[Figure collection entries]
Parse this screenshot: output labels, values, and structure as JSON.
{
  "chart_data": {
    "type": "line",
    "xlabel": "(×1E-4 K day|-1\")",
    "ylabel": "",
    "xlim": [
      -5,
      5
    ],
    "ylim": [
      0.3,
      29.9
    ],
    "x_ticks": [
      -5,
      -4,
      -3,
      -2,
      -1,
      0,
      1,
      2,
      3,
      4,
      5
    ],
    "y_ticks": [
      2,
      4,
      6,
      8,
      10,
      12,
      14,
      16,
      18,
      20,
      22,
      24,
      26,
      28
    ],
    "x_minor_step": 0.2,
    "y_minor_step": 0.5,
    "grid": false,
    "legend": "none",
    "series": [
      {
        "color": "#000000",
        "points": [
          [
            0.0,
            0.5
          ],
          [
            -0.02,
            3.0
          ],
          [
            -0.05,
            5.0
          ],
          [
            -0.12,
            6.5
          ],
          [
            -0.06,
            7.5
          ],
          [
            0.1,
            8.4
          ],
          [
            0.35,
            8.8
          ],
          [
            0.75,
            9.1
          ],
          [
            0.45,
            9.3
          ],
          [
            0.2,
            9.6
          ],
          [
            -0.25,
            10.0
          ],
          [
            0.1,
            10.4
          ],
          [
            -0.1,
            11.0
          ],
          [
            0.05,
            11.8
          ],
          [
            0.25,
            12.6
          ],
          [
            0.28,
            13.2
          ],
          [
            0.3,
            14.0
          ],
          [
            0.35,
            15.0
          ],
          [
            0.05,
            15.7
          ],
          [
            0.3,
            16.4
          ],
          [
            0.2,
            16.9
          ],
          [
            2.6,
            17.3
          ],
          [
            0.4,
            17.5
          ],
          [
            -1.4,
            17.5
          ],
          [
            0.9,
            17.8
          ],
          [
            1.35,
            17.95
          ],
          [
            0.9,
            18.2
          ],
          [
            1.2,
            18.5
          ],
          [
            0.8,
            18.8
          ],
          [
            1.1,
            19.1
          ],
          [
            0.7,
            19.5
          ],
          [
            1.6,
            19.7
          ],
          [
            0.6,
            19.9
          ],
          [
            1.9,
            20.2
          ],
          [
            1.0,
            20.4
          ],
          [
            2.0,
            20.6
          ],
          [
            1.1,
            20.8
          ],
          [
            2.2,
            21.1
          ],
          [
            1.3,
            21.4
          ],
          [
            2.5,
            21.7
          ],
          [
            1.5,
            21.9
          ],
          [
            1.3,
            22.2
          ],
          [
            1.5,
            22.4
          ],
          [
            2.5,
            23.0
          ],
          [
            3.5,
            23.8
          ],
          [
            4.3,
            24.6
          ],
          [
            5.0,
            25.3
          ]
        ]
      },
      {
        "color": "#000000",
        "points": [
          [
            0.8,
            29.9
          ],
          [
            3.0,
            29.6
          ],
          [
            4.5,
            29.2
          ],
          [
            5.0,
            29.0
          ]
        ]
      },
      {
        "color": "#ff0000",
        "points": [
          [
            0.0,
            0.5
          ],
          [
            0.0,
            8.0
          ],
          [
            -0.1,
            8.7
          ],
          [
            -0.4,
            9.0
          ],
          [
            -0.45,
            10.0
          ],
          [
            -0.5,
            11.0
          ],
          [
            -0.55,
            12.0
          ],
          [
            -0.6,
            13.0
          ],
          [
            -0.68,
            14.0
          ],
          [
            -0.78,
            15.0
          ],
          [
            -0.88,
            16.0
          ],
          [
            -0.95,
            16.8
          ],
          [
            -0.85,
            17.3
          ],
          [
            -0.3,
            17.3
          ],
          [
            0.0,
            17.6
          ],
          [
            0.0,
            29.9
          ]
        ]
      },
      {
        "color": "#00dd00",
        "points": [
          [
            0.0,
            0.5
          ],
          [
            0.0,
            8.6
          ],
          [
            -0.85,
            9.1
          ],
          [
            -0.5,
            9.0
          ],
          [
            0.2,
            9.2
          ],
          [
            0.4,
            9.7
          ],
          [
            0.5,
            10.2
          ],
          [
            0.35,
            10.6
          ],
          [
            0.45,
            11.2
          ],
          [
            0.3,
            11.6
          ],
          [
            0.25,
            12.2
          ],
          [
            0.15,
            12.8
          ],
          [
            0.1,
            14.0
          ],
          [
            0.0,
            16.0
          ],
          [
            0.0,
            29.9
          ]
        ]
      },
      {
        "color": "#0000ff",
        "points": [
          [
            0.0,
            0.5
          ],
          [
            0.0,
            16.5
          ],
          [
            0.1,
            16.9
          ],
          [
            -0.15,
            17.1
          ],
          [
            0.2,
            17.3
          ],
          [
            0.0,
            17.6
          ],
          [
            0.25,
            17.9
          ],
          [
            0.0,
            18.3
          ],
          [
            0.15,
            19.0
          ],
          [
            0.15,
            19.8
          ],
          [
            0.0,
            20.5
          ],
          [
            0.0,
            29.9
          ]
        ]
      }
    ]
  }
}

→ **Set problem**:
Retype the records above exactly.

→ **Response**:
Parse this screenshot: output labels, values, and structure as JSON.
{
  "chart_data": {
    "type": "line",
    "xlabel": "(×1E-4 K day|-1\")",
    "ylabel": "",
    "xlim": [
      -5,
      5
    ],
    "ylim": [
      0.3,
      29.9
    ],
    "x_ticks": [
      -5,
      -4,
      -3,
      -2,
      -1,
      0,
      1,
      2,
      3,
      4,
      5
    ],
    "y_ticks": [
      2,
      4,
      6,
      8,
      10,
      12,
      14,
      16,
      18,
      20,
      22,
      24,
      26,
      28
    ],
    "x_minor_step": 0.2,
    "y_minor_step": 0.5,
    "grid": false,
    "legend": "none",
    "series": [
      {
        "color": "#000000",
        "points": [
          [
            0.0,
            0.5
          ],
          [
            -0.02,
            3.0
          ],
          [
            -0.05,
            5.0
          ],
          [
            -0.12,
            6.5
          ],
          [
            -0.06,
            7.5
          ],
          [
            0.1,
            8.4
          ],
          [
            0.35,
            8.8
          ],
          [
            0.75,
            9.1
          ],
          [
            0.45,
            9.3
          ],
          [
            0.2,
            9.6
          ],
          [
            -0.25,
            10.0
          ],
          [
            0.1,
            10.4
          ],
          [
            -0.1,
            11.0
          ],
          [
            0.05,
            11.8
          ],
          [
            0.25,
            12.6
          ],
          [
            0.28,
            13.2
          ],
          [
            0.3,
            14.0
          ],
          [
            0.35,
            15.0
          ],
          [
            0.05,
            15.7
          ],
          [
            0.3,
            16.4
          ],
          [
            0.2,
            16.9
          ],
          [
            2.6,
            17.3
          ],
          [
            0.4,
            17.5
          ],
          [
            -1.4,
            17.5
          ],
          [
            0.9,
            17.8
          ],
          [
            1.35,
            17.95
          ],
          [
            0.9,
            18.2
          ],
          [
            1.2,
            18.5
          ],
          [
            0.8,
            18.8
          ],
          [
            1.1,
            19.1
          ],
          [
            0.7,
            19.5
          ],
          [
            1.6,
            19.7
          ],
          [
            0.6,
            19.9
          ],
          [
            1.9,
            20.2
          ],
          [
            1.0,
            20.4
          ],
          [
            2.0,
            20.6
          ],
          [
            1.1,
            20.8
          ],
          [
            2.2,
            21.1
          ],
          [
            1.3,
            21.4
          ],
          [
            2.5,
            21.7
          ],
          [
            1.5,
            21.9
          ],
          [
            1.3,
            22.2
          ],
          [
            1.5,
            22.4
          ],
          [
            2.5,
            23.0
          ],
          [
            3.5,
            23.8
          ],
          [
            4.3,
            24.6
          ],
          [
            5.0,
            25.3
          ]
        ]
      },
      {
        "color": "#000000",
        "points": [
          [
            0.8,
            29.9
          ],
          [
            3.0,
            29.6
          ],
          [
            4.5,
            29.2
          ],
          [
            5.0,
            29.0
          ]
        ]
      },
      {
        "color": "#ff0000",
        "points": [
          [
            0.0,
            0.5
          ],
          [
            0.0,
            8.0
          ],
          [
            -0.1,
            8.7
          ],
          [
            -0.4,
            9.0
          ],
          [
            -0.45,
            10.0
          ],
          [
            -0.5,
            11.0
          ],
          [
            -0.55,
            12.0
          ],
          [
            -0.6,
            13.0
          ],
          [
            -0.68,
            14.0
          ],
          [
            -0.78,
            15.0
          ],
          [
            -0.88,
            16.0
          ],
          [
            -0.95,
            16.8
          ],
          [
            -0.85,
            17.3
          ],
          [
            -0.3,
            17.3
          ],
          [
            0.0,
            17.6
          ],
          [
            0.0,
            29.9
          ]
        ]
      },
      {
        "color": "#00dd00",
        "points": [
          [
            0.0,
            0.5
          ],
          [
            0.0,
            8.6
          ],
          [
            -0.85,
            9.1
          ],
          [
            -0.5,
            9.0
          ],
          [
            0.2,
            9.2
          ],
          [
            0.4,
            9.7
          ],
          [
            0.5,
            10.2
          ],
          [
            0.35,
            10.6
          ],
          [
            0.45,
            11.2
          ],
          [
            0.3,
            11.6
          ],
          [
            0.25,
            12.2
          ],
          [
            0.15,
            12.8
          ],
          [
            0.1,
            14.0
          ],
          [
            0.0,
            16.0
          ],
          [
            0.0,
            29.9
          ]
        ]
      },
      {
        "color": "#0000ff",
        "points": [
          [
            0.0,
            0.5
          ],
          [
            0.0,
            16.5
          ],
          [
            0.1,
            16.9
          ],
          [
            -0.15,
            17.1
          ],
          [
            0.2,
            17.3
          ],
          [
            0.0,
            17.6
          ],
          [
            0.25,
            17.9
          ],
          [
            0.0,
            18.3
          ],
          [
            0.15,
            19.0
          ],
          [
            0.15,
            19.8
          ],
          [
            0.0,
            20.5
          ],
          [
            0.0,
            29.9
          ]
        ]
      }
    ]
  }
}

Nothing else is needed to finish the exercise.